Directive: Leave out any pictures and transcribe all other data below exactly.

+++ Supplied data +++

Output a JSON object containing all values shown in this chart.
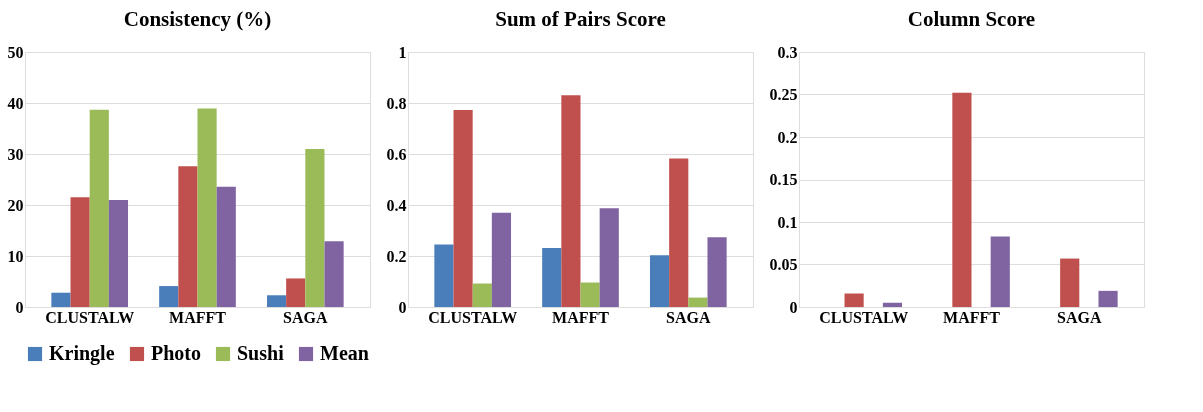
{
  "chart_data": [
    {
      "type": "bar",
      "title": "Consistency (%)",
      "categories": [
        "CLUSTALW",
        "MAFFT",
        "SAGA"
      ],
      "ylim": [
        0,
        50
      ],
      "yticks": [
        0,
        10,
        20,
        30,
        40,
        50
      ],
      "grid": "y",
      "legend": "bottom",
      "series": [
        {
          "name": "Kringle",
          "color": "#4a7ebb",
          "values": [
            2.8,
            4.1,
            2.3
          ]
        },
        {
          "name": "Photo",
          "color": "#c0504d",
          "values": [
            21.5,
            27.6,
            5.6
          ]
        },
        {
          "name": "Sushi",
          "color": "#9bbb59",
          "values": [
            38.7,
            38.9,
            31.0
          ]
        },
        {
          "name": "Mean",
          "color": "#8064a2",
          "values": [
            21.0,
            23.6,
            12.9
          ]
        }
      ]
    },
    {
      "type": "bar",
      "title": "Sum of Pairs Score",
      "categories": [
        "CLUSTALW",
        "MAFFT",
        "SAGA"
      ],
      "ylim": [
        0,
        1
      ],
      "yticks": [
        0,
        0.2,
        0.4,
        0.6,
        0.8,
        1
      ],
      "grid": "y",
      "legend": "bottom",
      "series": [
        {
          "name": "Kringle",
          "color": "#4a7ebb",
          "values": [
            0.245,
            0.231,
            0.203
          ]
        },
        {
          "name": "Photo",
          "color": "#c0504d",
          "values": [
            0.773,
            0.83,
            0.582
          ]
        },
        {
          "name": "Sushi",
          "color": "#9bbb59",
          "values": [
            0.092,
            0.096,
            0.037
          ]
        },
        {
          "name": "Mean",
          "color": "#8064a2",
          "values": [
            0.37,
            0.387,
            0.274
          ]
        }
      ]
    },
    {
      "type": "bar",
      "title": "Column Score",
      "categories": [
        "CLUSTALW",
        "MAFFT",
        "SAGA"
      ],
      "ylim": [
        0,
        0.3
      ],
      "yticks": [
        0,
        0.05,
        0.1,
        0.15,
        0.2,
        0.25,
        0.3
      ],
      "grid": "y",
      "legend": "bottom",
      "series": [
        {
          "name": "Kringle",
          "color": "#4a7ebb",
          "values": [
            0,
            0,
            0
          ]
        },
        {
          "name": "Photo",
          "color": "#c0504d",
          "values": [
            0.016,
            0.252,
            0.057
          ]
        },
        {
          "name": "Sushi",
          "color": "#9bbb59",
          "values": [
            0,
            0,
            0
          ]
        },
        {
          "name": "Mean",
          "color": "#8064a2",
          "values": [
            0.005,
            0.083,
            0.019
          ]
        }
      ]
    }
  ]
}
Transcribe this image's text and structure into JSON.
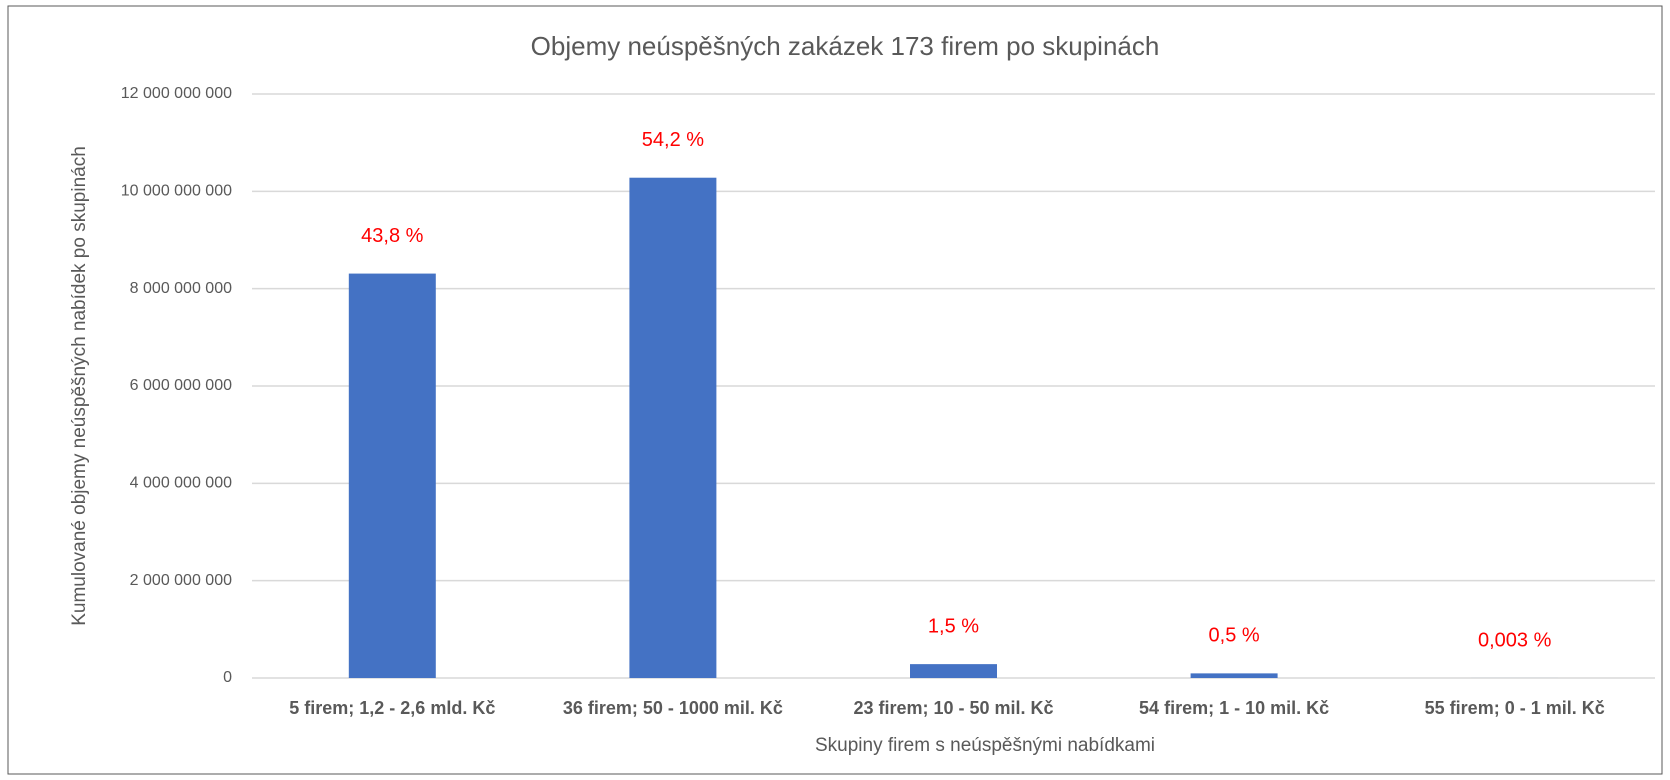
{
  "chart_data": {
    "type": "bar",
    "title": "Objemy neúspěšných zakázek 173 firem po skupinách",
    "xlabel": "Skupiny firem s neúspěšnými nabídkami",
    "ylabel": "Kumulované objemy neúspěšných nabídek po skupinách",
    "categories": [
      "5 firem; 1,2 - 2,6 mld. Kč",
      "36 firem; 50 - 1000 mil. Kč",
      "23 firem; 10 - 50 mil. Kč",
      "54 firem; 1 - 10 mil. Kč",
      "55 firem; 0 - 1 mil. Kč"
    ],
    "values": [
      8310000000,
      10280000000,
      285000000,
      95000000,
      570000
    ],
    "annotations": [
      "43,8 %",
      "54,2 %",
      "1,5 %",
      "0,5 %",
      "0,003 %"
    ],
    "color": "#4472c4",
    "annotation_color": "#ff0000",
    "ylim": [
      0,
      12000000000
    ],
    "yticks": [
      0,
      {
        "value": 2000000000,
        "label": "2 000 000 000"
      },
      {
        "value": 4000000000,
        "label": "4 000 000 000"
      },
      {
        "value": 6000000000,
        "label": "6 000 000 000"
      },
      {
        "value": 8000000000,
        "label": "8 000 000 000"
      },
      {
        "value": 10000000000,
        "label": "10 000 000 000"
      },
      {
        "value": 12000000000,
        "label": "12 000 000 000"
      }
    ],
    "grid": true
  }
}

+++

Task solution:
Output a JSON object containing all values shown in this chart.
{
  "chart_data": [
    {
      "type": "bar",
      "title": "Consistency (%)",
      "categories": [
        "CLUSTALW",
        "MAFFT",
        "SAGA"
      ],
      "ylim": [
        0,
        50
      ],
      "yticks": [
        0,
        10,
        20,
        30,
        40,
        50
      ],
      "grid": "y",
      "legend": "bottom",
      "series": [
        {
          "name": "Kringle",
          "color": "#4a7ebb",
          "values": [
            2.8,
            4.1,
            2.3
          ]
        },
        {
          "name": "Photo",
          "color": "#c0504d",
          "values": [
            21.5,
            27.6,
            5.6
          ]
        },
        {
          "name": "Sushi",
          "color": "#9bbb59",
          "values": [
            38.7,
            38.9,
            31.0
          ]
        },
        {
          "name": "Mean",
          "color": "#8064a2",
          "values": [
            21.0,
            23.6,
            12.9
          ]
        }
      ]
    },
    {
      "type": "bar",
      "title": "Sum of Pairs Score",
      "categories": [
        "CLUSTALW",
        "MAFFT",
        "SAGA"
      ],
      "ylim": [
        0,
        1
      ],
      "yticks": [
        0,
        0.2,
        0.4,
        0.6,
        0.8,
        1
      ],
      "grid": "y",
      "legend": "bottom",
      "series": [
        {
          "name": "Kringle",
          "color": "#4a7ebb",
          "values": [
            0.245,
            0.231,
            0.203
          ]
        },
        {
          "name": "Photo",
          "color": "#c0504d",
          "values": [
            0.773,
            0.83,
            0.582
          ]
        },
        {
          "name": "Sushi",
          "color": "#9bbb59",
          "values": [
            0.092,
            0.096,
            0.037
          ]
        },
        {
          "name": "Mean",
          "color": "#8064a2",
          "values": [
            0.37,
            0.387,
            0.274
          ]
        }
      ]
    },
    {
      "type": "bar",
      "title": "Column Score",
      "categories": [
        "CLUSTALW",
        "MAFFT",
        "SAGA"
      ],
      "ylim": [
        0,
        0.3
      ],
      "yticks": [
        0,
        0.05,
        0.1,
        0.15,
        0.2,
        0.25,
        0.3
      ],
      "grid": "y",
      "legend": "bottom",
      "series": [
        {
          "name": "Kringle",
          "color": "#4a7ebb",
          "values": [
            0,
            0,
            0
          ]
        },
        {
          "name": "Photo",
          "color": "#c0504d",
          "values": [
            0.016,
            0.252,
            0.057
          ]
        },
        {
          "name": "Sushi",
          "color": "#9bbb59",
          "values": [
            0,
            0,
            0
          ]
        },
        {
          "name": "Mean",
          "color": "#8064a2",
          "values": [
            0.005,
            0.083,
            0.019
          ]
        }
      ]
    }
  ]
}
Transcribe this image's text and structure into JSON.
{
  "chart_data": {
    "type": "bar",
    "title": "Objemy neúspěšných zakázek 173 firem po skupinách",
    "xlabel": "Skupiny firem s neúspěšnými nabídkami",
    "ylabel": "Kumulované objemy neúspěšných nabídek po skupinách",
    "categories": [
      "5 firem; 1,2 - 2,6 mld. Kč",
      "36 firem; 50 - 1000 mil. Kč",
      "23 firem; 10 - 50 mil. Kč",
      "54 firem; 1 - 10 mil. Kč",
      "55 firem; 0 - 1 mil. Kč"
    ],
    "values": [
      8310000000,
      10280000000,
      285000000,
      95000000,
      570000
    ],
    "annotations": [
      "43,8 %",
      "54,2 %",
      "1,5 %",
      "0,5 %",
      "0,003 %"
    ],
    "color": "#4472c4",
    "annotation_color": "#ff0000",
    "ylim": [
      0,
      12000000000
    ],
    "yticks": [
      0,
      {
        "value": 2000000000,
        "label": "2 000 000 000"
      },
      {
        "value": 4000000000,
        "label": "4 000 000 000"
      },
      {
        "value": 6000000000,
        "label": "6 000 000 000"
      },
      {
        "value": 8000000000,
        "label": "8 000 000 000"
      },
      {
        "value": 10000000000,
        "label": "10 000 000 000"
      },
      {
        "value": 12000000000,
        "label": "12 000 000 000"
      }
    ],
    "grid": true
  }
}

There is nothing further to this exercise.